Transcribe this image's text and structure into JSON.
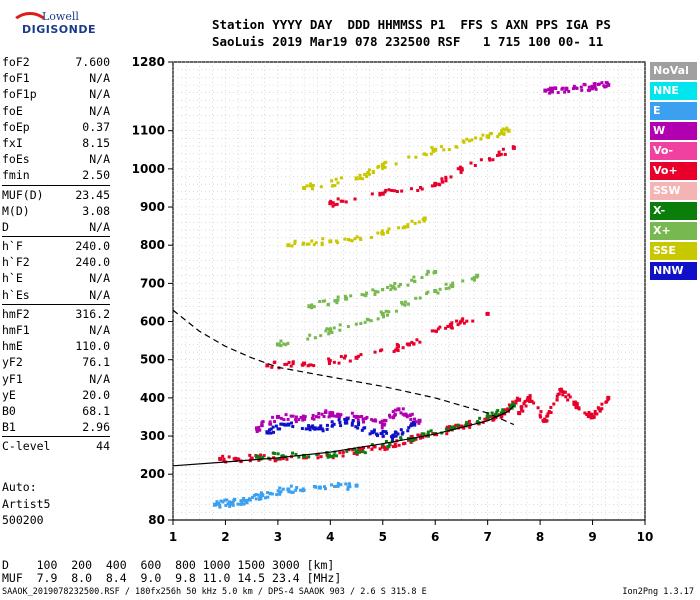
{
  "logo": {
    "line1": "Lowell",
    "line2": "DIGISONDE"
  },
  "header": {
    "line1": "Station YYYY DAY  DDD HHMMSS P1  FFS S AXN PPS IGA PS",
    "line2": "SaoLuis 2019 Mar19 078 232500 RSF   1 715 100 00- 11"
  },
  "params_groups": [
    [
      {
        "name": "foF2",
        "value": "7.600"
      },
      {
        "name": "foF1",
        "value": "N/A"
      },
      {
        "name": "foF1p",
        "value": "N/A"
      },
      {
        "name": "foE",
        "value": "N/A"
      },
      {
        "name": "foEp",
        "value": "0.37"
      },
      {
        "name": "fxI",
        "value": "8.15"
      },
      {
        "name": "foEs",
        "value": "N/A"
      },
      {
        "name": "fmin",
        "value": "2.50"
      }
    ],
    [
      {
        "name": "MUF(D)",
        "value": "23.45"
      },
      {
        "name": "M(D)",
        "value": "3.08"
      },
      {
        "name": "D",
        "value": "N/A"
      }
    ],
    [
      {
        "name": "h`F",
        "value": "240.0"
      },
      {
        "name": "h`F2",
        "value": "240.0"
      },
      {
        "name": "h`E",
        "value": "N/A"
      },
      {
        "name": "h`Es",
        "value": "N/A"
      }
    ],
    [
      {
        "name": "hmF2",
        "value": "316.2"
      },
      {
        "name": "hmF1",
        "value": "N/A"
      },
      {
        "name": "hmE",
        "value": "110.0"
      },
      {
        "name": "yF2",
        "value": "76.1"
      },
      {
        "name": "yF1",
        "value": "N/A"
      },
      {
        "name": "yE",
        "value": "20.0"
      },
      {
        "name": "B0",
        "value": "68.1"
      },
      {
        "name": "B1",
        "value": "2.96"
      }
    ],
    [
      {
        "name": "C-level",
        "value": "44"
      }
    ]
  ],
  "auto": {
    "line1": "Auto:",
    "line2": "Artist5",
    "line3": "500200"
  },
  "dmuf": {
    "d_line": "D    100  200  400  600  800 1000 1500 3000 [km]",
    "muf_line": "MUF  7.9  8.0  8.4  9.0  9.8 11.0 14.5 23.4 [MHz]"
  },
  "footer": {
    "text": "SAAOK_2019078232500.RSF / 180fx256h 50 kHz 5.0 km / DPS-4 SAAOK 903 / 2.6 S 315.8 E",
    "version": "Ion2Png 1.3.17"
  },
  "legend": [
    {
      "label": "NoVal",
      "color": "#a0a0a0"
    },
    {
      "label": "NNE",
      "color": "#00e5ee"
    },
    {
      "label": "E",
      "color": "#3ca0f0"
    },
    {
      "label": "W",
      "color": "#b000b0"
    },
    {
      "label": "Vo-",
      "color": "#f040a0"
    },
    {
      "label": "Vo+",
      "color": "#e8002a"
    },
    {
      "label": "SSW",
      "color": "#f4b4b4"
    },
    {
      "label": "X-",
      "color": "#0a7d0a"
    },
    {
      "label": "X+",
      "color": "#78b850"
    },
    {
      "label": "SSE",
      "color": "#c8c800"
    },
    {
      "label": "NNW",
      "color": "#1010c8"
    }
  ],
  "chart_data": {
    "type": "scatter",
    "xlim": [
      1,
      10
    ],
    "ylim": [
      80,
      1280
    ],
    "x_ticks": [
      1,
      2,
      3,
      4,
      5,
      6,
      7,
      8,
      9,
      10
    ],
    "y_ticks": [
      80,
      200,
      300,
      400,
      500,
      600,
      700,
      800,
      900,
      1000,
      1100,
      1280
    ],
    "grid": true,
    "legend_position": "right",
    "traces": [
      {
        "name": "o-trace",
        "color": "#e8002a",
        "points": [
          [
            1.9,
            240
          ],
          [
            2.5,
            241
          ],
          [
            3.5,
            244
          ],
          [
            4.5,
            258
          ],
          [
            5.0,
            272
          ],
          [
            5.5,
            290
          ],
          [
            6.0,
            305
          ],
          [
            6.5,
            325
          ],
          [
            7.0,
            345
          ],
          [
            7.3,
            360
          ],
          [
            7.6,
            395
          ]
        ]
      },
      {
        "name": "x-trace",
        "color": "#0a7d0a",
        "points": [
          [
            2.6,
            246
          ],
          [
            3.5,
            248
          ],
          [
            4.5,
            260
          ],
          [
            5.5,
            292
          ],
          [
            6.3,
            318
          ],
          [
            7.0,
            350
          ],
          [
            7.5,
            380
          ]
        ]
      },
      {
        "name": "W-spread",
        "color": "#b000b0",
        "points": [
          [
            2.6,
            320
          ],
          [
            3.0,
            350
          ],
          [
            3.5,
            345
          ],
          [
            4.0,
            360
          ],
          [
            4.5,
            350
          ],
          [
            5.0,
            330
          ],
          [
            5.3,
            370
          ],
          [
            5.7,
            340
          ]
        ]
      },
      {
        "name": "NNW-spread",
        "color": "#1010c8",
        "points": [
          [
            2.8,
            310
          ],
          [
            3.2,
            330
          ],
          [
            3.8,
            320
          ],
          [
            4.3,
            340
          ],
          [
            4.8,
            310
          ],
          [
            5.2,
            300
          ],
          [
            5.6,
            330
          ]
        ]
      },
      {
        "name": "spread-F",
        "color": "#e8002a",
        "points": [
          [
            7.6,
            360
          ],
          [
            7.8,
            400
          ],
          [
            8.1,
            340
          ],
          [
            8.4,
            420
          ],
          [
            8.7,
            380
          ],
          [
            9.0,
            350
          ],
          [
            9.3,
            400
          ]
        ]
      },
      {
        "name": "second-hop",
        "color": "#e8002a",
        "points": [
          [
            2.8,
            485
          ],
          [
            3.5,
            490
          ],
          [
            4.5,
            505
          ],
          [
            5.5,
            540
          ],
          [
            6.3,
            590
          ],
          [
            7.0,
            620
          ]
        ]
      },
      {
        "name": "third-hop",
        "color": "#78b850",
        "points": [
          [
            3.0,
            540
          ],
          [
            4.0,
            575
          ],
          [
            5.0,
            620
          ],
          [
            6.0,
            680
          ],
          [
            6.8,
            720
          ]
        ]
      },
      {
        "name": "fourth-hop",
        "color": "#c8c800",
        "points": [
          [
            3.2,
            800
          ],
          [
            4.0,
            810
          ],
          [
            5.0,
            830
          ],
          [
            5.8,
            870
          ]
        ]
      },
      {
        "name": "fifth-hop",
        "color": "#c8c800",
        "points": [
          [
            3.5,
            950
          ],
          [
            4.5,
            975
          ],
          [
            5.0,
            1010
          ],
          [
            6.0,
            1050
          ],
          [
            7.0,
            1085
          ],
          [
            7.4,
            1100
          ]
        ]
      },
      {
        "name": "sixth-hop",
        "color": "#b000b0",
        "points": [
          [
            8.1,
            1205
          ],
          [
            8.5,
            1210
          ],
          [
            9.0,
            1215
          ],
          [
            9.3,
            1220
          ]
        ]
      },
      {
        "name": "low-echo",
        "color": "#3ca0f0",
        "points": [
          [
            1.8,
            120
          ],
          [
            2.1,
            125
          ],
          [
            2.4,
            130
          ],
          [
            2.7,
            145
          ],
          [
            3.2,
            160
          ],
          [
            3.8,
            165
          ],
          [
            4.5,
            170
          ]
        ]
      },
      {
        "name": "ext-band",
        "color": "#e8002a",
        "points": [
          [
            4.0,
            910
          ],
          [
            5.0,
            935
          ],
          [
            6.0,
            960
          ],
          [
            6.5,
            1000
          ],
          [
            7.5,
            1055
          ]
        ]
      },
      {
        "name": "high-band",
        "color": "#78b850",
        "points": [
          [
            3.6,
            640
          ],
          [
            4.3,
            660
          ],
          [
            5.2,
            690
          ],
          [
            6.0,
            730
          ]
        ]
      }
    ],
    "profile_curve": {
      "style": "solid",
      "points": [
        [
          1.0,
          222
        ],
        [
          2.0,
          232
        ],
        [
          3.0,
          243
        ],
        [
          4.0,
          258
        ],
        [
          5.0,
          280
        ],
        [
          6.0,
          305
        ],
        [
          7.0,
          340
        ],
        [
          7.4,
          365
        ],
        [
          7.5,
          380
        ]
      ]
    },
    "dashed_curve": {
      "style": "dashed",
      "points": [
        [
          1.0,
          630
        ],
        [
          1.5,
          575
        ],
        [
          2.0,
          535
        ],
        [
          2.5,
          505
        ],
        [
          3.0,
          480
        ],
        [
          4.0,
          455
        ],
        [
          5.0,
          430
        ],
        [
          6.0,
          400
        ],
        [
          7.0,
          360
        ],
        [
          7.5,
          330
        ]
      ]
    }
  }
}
• • • •
TASK STATEMENT
Return the number of lines that include the word "spread", and nothing else.

SOLUTION TO THE PROBLEM
3